■ Recorded data:
┌──

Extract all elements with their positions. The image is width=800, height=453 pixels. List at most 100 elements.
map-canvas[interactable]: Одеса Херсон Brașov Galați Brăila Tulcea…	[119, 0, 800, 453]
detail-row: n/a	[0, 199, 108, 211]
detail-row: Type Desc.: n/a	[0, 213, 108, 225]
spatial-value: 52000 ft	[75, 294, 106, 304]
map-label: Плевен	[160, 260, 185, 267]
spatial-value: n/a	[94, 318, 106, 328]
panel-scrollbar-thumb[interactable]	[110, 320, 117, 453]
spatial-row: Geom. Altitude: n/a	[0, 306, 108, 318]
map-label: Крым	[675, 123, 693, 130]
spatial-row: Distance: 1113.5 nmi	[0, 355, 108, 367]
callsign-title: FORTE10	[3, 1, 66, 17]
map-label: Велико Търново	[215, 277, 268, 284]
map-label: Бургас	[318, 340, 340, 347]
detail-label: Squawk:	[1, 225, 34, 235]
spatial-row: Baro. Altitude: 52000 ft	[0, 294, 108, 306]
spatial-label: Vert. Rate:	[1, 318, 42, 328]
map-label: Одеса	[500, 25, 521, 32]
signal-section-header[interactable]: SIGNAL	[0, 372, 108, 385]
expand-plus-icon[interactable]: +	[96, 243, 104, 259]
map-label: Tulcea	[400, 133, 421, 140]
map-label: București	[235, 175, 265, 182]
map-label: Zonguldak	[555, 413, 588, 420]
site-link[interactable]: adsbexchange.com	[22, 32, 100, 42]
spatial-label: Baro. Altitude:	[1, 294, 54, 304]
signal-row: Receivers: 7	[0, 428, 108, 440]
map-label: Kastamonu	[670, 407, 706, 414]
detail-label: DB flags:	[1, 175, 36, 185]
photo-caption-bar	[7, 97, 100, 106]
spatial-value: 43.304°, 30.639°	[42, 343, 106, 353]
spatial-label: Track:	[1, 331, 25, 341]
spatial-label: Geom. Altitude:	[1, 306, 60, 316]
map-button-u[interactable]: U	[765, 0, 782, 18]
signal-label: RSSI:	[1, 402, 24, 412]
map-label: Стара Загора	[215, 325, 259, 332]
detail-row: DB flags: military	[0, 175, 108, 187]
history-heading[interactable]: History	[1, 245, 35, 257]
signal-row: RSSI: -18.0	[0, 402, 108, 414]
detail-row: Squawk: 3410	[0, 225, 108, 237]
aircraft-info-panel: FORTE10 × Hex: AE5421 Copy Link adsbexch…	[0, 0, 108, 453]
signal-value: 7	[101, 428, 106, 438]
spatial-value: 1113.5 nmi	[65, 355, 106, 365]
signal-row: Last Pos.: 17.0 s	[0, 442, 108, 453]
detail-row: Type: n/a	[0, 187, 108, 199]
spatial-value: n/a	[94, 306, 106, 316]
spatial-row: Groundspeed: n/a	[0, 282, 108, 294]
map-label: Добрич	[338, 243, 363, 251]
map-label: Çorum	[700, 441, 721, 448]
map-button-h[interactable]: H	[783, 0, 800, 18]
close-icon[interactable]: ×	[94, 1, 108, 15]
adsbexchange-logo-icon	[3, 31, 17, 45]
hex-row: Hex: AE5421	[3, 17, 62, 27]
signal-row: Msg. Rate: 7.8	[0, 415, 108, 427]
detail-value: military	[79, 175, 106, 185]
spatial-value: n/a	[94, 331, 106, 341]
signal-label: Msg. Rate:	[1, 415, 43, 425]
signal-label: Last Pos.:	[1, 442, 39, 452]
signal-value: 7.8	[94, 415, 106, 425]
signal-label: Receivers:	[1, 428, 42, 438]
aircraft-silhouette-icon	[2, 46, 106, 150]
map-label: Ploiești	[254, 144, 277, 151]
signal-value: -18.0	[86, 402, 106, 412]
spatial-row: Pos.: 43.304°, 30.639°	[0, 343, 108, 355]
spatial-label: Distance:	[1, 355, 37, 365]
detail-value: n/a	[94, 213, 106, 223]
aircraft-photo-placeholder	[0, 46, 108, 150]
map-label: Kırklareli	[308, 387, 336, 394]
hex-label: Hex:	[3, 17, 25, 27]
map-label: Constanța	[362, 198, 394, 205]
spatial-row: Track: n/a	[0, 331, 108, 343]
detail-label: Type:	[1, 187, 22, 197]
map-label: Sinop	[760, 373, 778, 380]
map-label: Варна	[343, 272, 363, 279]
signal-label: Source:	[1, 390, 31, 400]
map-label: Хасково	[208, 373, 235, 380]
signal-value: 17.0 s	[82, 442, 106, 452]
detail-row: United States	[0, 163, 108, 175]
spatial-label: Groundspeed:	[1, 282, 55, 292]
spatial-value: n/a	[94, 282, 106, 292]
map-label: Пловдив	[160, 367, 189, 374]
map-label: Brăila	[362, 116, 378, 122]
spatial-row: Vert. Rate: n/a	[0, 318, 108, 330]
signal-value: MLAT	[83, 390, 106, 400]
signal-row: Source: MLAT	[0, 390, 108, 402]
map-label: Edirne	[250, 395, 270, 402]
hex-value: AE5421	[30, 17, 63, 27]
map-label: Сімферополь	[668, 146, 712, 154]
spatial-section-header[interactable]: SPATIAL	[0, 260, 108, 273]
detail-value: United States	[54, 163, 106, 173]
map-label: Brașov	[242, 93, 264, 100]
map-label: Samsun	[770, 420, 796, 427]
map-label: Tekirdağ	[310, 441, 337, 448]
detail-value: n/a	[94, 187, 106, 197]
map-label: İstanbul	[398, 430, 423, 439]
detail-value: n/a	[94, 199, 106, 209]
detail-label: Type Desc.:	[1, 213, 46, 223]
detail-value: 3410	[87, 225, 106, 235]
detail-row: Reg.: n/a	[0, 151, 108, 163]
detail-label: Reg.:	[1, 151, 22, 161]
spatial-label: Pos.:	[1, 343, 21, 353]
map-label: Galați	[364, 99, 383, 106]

└──

■ DESCRIPTION OF THE TASK:
Copy out the rows from the very beginning up to and including the line that contains "199, 108, 211]".

■ TASK RESULT:
Extract all elements with their positions. The image is width=800, height=453 pixels. List at most 100 elements.
map-canvas[interactable]: Одеса Херсон Brașov Galați Brăila Tulcea…	[119, 0, 800, 453]
detail-row: n/a	[0, 199, 108, 211]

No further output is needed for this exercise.